(Records)
=======
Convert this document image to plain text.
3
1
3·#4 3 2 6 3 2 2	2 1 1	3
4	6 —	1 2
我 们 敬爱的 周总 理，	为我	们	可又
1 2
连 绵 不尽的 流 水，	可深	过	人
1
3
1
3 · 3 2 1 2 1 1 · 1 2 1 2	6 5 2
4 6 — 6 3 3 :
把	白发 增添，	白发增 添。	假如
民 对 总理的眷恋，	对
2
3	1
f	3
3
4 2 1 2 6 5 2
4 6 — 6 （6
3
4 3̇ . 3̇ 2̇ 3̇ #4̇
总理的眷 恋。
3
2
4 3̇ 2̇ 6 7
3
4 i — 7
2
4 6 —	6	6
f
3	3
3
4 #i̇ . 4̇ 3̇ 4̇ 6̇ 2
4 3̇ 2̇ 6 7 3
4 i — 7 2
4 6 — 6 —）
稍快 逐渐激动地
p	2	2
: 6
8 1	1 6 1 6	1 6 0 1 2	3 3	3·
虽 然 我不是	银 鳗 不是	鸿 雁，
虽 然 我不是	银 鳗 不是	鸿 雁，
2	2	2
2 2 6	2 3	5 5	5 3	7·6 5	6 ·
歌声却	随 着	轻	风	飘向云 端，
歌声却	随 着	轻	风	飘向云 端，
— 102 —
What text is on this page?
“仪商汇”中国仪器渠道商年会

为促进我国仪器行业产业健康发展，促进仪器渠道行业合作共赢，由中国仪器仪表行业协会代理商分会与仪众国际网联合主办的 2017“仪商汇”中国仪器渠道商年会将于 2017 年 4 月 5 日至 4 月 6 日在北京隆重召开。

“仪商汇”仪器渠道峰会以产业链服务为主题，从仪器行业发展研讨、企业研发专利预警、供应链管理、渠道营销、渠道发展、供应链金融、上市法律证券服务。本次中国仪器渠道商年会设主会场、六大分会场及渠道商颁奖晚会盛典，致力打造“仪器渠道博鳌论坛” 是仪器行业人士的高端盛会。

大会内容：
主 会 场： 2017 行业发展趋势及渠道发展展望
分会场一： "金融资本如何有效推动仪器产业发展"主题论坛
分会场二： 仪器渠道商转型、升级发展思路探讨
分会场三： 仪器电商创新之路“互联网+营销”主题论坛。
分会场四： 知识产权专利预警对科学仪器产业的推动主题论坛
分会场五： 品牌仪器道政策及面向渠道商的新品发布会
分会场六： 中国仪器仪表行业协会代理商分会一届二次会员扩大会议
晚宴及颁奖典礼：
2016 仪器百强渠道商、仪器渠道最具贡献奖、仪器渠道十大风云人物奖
=======
▶ [EXERCISE TASK] Go through the records above and retype each one exactly.

▶ [ANSWER TO THIS TASK]
Convert this document image to plain text.
3
1
3·#4 3 2 6 3 2 2	2 1 1	3
4	6 —	1 2
我 们 敬爱的 周总 理，	为我	们	可又
1 2
连 绵 不尽的 流 水，	可深	过	人
1
3
1
3 · 3 2 1 2 1 1 · 1 2 1 2	6 5 2
4 6 — 6 3 3 :
把	白发 增添，	白发增 添。	假如
民 对 总理的眷恋，	对
2
3	1
f	3
3
4 2 1 2 6 5 2
4 6 — 6 （6
3
4 3̇ . 3̇ 2̇ 3̇ #4̇
总理的眷 恋。
3
2
4 3̇ 2̇ 6 7
3
4 i — 7
2
4 6 —	6	6
f
3	3
3
4 #i̇ . 4̇ 3̇ 4̇ 6̇ 2
4 3̇ 2̇ 6 7 3
4 i — 7 2
4 6 — 6 —）
稍快 逐渐激动地
p	2	2
: 6
8 1	1 6 1 6	1 6 0 1 2	3 3	3·
虽 然 我不是	银 鳗 不是	鸿 雁，
虽 然 我不是	银 鳗 不是	鸿 雁，
2	2	2
2 2 6	2 3	5 5	5 3	7·6 5	6 ·
歌声却	随 着	轻	风	飘向云 端，
歌声却	随 着	轻	风	飘向云 端，
— 102 —
What text is on this page?
“仪商汇”中国仪器渠道商年会

为促进我国仪器行业产业健康发展，促进仪器渠道行业合作共赢，由中国仪器仪表行业协会代理商分会与仪众国际网联合主办的 2017“仪商汇”中国仪器渠道商年会将于 2017 年 4 月 5 日至 4 月 6 日在北京隆重召开。

“仪商汇”仪器渠道峰会以产业链服务为主题，从仪器行业发展研讨、企业研发专利预警、供应链管理、渠道营销、渠道发展、供应链金融、上市法律证券服务。本次中国仪器渠道商年会设主会场、六大分会场及渠道商颁奖晚会盛典，致力打造“仪器渠道博鳌论坛” 是仪器行业人士的高端盛会。

大会内容：
主 会 场： 2017 行业发展趋势及渠道发展展望
分会场一： "金融资本如何有效推动仪器产业发展"主题论坛
分会场二： 仪器渠道商转型、升级发展思路探讨
分会场三： 仪器电商创新之路“互联网+营销”主题论坛。
分会场四： 知识产权专利预警对科学仪器产业的推动主题论坛
分会场五： 品牌仪器道政策及面向渠道商的新品发布会
分会场六： 中国仪器仪表行业协会代理商分会一届二次会员扩大会议
晚宴及颁奖典礼：
2016 仪器百强渠道商、仪器渠道最具贡献奖、仪器渠道十大风云人物奖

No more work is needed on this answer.